(SHORT EXERCISE): Pull every "time" line out of the data below.
+++ PROVIDED INFORMATION
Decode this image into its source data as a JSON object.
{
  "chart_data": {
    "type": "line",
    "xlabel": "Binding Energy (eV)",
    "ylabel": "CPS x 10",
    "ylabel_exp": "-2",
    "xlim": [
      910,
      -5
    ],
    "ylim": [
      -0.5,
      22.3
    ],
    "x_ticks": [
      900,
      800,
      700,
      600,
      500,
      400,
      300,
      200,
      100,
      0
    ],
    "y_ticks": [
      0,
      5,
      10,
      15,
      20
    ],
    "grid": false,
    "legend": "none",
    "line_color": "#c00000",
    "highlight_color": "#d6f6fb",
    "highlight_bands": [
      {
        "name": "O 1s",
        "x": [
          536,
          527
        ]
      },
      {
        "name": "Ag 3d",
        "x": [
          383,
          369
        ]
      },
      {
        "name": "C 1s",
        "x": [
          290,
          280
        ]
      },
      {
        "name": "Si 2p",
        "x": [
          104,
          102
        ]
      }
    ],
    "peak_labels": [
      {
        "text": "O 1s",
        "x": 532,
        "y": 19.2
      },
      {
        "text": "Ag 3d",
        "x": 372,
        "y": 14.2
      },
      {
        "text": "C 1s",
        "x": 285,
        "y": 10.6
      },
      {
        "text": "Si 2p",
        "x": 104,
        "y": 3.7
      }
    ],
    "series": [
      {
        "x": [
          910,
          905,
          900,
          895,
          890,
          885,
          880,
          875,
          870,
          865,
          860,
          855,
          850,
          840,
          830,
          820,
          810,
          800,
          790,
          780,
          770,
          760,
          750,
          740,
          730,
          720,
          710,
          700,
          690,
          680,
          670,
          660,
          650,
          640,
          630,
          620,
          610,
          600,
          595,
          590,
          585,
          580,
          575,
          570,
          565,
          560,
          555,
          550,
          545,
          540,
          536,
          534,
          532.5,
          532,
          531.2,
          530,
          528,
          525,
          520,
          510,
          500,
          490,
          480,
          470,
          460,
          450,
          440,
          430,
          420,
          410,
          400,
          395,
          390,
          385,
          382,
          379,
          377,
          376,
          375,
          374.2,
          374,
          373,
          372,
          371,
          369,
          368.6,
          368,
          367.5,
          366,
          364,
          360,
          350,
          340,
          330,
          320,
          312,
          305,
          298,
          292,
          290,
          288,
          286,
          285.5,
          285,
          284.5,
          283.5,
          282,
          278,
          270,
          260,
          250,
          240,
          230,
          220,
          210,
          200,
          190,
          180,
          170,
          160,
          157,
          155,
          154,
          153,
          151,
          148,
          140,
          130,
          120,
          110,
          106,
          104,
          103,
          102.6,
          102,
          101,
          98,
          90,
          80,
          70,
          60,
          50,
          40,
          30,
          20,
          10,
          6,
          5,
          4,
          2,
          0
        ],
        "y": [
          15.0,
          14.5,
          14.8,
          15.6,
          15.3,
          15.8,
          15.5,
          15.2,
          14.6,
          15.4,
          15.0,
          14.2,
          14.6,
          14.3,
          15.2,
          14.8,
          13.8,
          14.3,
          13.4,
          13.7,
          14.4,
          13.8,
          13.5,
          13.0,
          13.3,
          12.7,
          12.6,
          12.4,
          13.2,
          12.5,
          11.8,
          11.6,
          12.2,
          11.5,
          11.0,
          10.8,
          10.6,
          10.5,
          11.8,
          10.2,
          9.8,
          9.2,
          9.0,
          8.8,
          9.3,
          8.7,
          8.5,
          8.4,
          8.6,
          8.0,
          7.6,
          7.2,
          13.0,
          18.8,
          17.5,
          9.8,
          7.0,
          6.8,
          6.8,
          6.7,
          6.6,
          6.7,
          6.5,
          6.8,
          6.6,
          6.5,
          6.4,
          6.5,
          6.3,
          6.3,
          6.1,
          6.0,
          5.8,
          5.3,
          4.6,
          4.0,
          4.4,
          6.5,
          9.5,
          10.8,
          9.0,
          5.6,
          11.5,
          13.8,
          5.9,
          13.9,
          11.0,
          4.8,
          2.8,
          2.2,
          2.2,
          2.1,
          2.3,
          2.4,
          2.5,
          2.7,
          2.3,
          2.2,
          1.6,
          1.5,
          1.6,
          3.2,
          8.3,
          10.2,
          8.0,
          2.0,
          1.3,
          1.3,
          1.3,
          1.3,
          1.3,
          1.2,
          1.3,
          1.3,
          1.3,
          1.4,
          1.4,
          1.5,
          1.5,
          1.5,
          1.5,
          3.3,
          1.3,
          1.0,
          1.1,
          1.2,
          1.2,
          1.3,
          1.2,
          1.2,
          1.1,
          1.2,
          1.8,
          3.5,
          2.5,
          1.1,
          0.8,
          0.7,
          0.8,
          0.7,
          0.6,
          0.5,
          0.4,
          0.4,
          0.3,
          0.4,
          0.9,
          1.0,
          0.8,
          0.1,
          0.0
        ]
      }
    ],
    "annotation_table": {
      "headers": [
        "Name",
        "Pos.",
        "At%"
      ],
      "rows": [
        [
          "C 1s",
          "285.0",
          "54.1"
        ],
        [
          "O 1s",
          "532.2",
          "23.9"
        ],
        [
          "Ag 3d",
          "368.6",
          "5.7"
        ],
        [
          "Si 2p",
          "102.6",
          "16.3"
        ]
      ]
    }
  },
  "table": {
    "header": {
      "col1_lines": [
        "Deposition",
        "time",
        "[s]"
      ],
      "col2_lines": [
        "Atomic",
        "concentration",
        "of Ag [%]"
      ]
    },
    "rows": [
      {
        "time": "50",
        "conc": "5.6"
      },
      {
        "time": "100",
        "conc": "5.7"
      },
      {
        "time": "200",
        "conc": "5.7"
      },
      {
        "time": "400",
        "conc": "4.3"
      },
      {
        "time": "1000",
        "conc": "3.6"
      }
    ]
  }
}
++++++
(SOLVED PROBLEM):
        "time",
        "time": "50",
        "time": "100",
        "time": "200",
        "time": "400",
        "time": "1000",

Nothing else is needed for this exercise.